___ DATA TO USE

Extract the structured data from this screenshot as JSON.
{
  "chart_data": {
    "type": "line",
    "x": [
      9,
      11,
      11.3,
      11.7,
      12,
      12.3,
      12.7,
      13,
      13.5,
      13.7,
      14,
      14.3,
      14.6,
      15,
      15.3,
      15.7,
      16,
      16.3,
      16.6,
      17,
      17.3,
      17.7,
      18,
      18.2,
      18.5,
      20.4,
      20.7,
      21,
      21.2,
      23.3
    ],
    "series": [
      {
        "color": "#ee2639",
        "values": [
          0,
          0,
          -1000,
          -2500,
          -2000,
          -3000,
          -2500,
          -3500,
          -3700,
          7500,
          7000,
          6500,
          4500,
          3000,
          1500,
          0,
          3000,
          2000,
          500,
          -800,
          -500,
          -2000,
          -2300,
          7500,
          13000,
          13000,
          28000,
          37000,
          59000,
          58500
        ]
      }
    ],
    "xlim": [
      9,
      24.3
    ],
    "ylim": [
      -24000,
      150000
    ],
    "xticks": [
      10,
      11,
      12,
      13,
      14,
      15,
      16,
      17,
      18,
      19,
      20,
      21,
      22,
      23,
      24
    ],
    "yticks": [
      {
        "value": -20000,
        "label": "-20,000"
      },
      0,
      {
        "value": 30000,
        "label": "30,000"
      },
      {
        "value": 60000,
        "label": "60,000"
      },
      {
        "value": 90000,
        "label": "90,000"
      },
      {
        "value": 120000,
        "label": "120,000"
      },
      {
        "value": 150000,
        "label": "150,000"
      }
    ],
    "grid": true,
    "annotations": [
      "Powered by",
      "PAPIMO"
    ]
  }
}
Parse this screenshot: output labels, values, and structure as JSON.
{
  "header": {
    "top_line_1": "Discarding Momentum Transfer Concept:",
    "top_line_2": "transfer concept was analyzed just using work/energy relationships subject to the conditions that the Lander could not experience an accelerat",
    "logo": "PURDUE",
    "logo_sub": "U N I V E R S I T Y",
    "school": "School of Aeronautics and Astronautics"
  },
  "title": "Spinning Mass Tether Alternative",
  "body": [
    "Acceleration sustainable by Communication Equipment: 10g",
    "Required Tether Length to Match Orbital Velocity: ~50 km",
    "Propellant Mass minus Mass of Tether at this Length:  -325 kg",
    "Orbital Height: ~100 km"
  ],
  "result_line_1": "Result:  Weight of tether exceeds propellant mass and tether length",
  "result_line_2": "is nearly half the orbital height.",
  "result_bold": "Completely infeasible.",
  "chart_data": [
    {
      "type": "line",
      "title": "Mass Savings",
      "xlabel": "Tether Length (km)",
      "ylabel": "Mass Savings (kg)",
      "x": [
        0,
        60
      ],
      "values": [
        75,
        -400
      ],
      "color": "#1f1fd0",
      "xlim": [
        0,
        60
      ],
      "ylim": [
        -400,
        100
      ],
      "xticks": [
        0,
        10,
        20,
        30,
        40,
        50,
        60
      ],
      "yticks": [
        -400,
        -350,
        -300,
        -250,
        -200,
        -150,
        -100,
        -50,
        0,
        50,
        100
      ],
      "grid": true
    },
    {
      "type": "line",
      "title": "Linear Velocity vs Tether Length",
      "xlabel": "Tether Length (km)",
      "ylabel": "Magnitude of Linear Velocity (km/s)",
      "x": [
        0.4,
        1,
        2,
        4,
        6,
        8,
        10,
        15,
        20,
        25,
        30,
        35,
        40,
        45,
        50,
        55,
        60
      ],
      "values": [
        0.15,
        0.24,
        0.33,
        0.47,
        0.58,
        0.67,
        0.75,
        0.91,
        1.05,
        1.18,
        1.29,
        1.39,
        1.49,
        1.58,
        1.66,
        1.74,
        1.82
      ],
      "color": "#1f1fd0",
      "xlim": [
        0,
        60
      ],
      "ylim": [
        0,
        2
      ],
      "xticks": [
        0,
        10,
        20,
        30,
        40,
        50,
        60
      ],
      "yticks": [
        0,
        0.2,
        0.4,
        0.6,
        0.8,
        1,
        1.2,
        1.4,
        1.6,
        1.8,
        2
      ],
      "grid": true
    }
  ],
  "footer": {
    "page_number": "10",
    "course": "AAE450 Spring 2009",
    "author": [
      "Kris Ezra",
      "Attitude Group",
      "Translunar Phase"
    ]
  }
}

______

THE REQUEST: Give the material above again, word for word.

FULL RESPONSE:
Extract the structured data from this screenshot as JSON.
{
  "chart_data": {
    "type": "line",
    "x": [
      9,
      11,
      11.3,
      11.7,
      12,
      12.3,
      12.7,
      13,
      13.5,
      13.7,
      14,
      14.3,
      14.6,
      15,
      15.3,
      15.7,
      16,
      16.3,
      16.6,
      17,
      17.3,
      17.7,
      18,
      18.2,
      18.5,
      20.4,
      20.7,
      21,
      21.2,
      23.3
    ],
    "series": [
      {
        "color": "#ee2639",
        "values": [
          0,
          0,
          -1000,
          -2500,
          -2000,
          -3000,
          -2500,
          -3500,
          -3700,
          7500,
          7000,
          6500,
          4500,
          3000,
          1500,
          0,
          3000,
          2000,
          500,
          -800,
          -500,
          -2000,
          -2300,
          7500,
          13000,
          13000,
          28000,
          37000,
          59000,
          58500
        ]
      }
    ],
    "xlim": [
      9,
      24.3
    ],
    "ylim": [
      -24000,
      150000
    ],
    "xticks": [
      10,
      11,
      12,
      13,
      14,
      15,
      16,
      17,
      18,
      19,
      20,
      21,
      22,
      23,
      24
    ],
    "yticks": [
      {
        "value": -20000,
        "label": "-20,000"
      },
      0,
      {
        "value": 30000,
        "label": "30,000"
      },
      {
        "value": 60000,
        "label": "60,000"
      },
      {
        "value": 90000,
        "label": "90,000"
      },
      {
        "value": 120000,
        "label": "120,000"
      },
      {
        "value": 150000,
        "label": "150,000"
      }
    ],
    "grid": true,
    "annotations": [
      "Powered by",
      "PAPIMO"
    ]
  }
}
Parse this screenshot: output labels, values, and structure as JSON.
{
  "header": {
    "top_line_1": "Discarding Momentum Transfer Concept:",
    "top_line_2": "transfer concept was analyzed just using work/energy relationships subject to the conditions that the Lander could not experience an accelerat",
    "logo": "PURDUE",
    "logo_sub": "U N I V E R S I T Y",
    "school": "School of Aeronautics and Astronautics"
  },
  "title": "Spinning Mass Tether Alternative",
  "body": [
    "Acceleration sustainable by Communication Equipment: 10g",
    "Required Tether Length to Match Orbital Velocity: ~50 km",
    "Propellant Mass minus Mass of Tether at this Length:  -325 kg",
    "Orbital Height: ~100 km"
  ],
  "result_line_1": "Result:  Weight of tether exceeds propellant mass and tether length",
  "result_line_2": "is nearly half the orbital height.",
  "result_bold": "Completely infeasible.",
  "chart_data": [
    {
      "type": "line",
      "title": "Mass Savings",
      "xlabel": "Tether Length (km)",
      "ylabel": "Mass Savings (kg)",
      "x": [
        0,
        60
      ],
      "values": [
        75,
        -400
      ],
      "color": "#1f1fd0",
      "xlim": [
        0,
        60
      ],
      "ylim": [
        -400,
        100
      ],
      "xticks": [
        0,
        10,
        20,
        30,
        40,
        50,
        60
      ],
      "yticks": [
        -400,
        -350,
        -300,
        -250,
        -200,
        -150,
        -100,
        -50,
        0,
        50,
        100
      ],
      "grid": true
    },
    {
      "type": "line",
      "title": "Linear Velocity vs Tether Length",
      "xlabel": "Tether Length (km)",
      "ylabel": "Magnitude of Linear Velocity (km/s)",
      "x": [
        0.4,
        1,
        2,
        4,
        6,
        8,
        10,
        15,
        20,
        25,
        30,
        35,
        40,
        45,
        50,
        55,
        60
      ],
      "values": [
        0.15,
        0.24,
        0.33,
        0.47,
        0.58,
        0.67,
        0.75,
        0.91,
        1.05,
        1.18,
        1.29,
        1.39,
        1.49,
        1.58,
        1.66,
        1.74,
        1.82
      ],
      "color": "#1f1fd0",
      "xlim": [
        0,
        60
      ],
      "ylim": [
        0,
        2
      ],
      "xticks": [
        0,
        10,
        20,
        30,
        40,
        50,
        60
      ],
      "yticks": [
        0,
        0.2,
        0.4,
        0.6,
        0.8,
        1,
        1.2,
        1.4,
        1.6,
        1.8,
        2
      ],
      "grid": true
    }
  ],
  "footer": {
    "page_number": "10",
    "course": "AAE450 Spring 2009",
    "author": [
      "Kris Ezra",
      "Attitude Group",
      "Translunar Phase"
    ]
  }
}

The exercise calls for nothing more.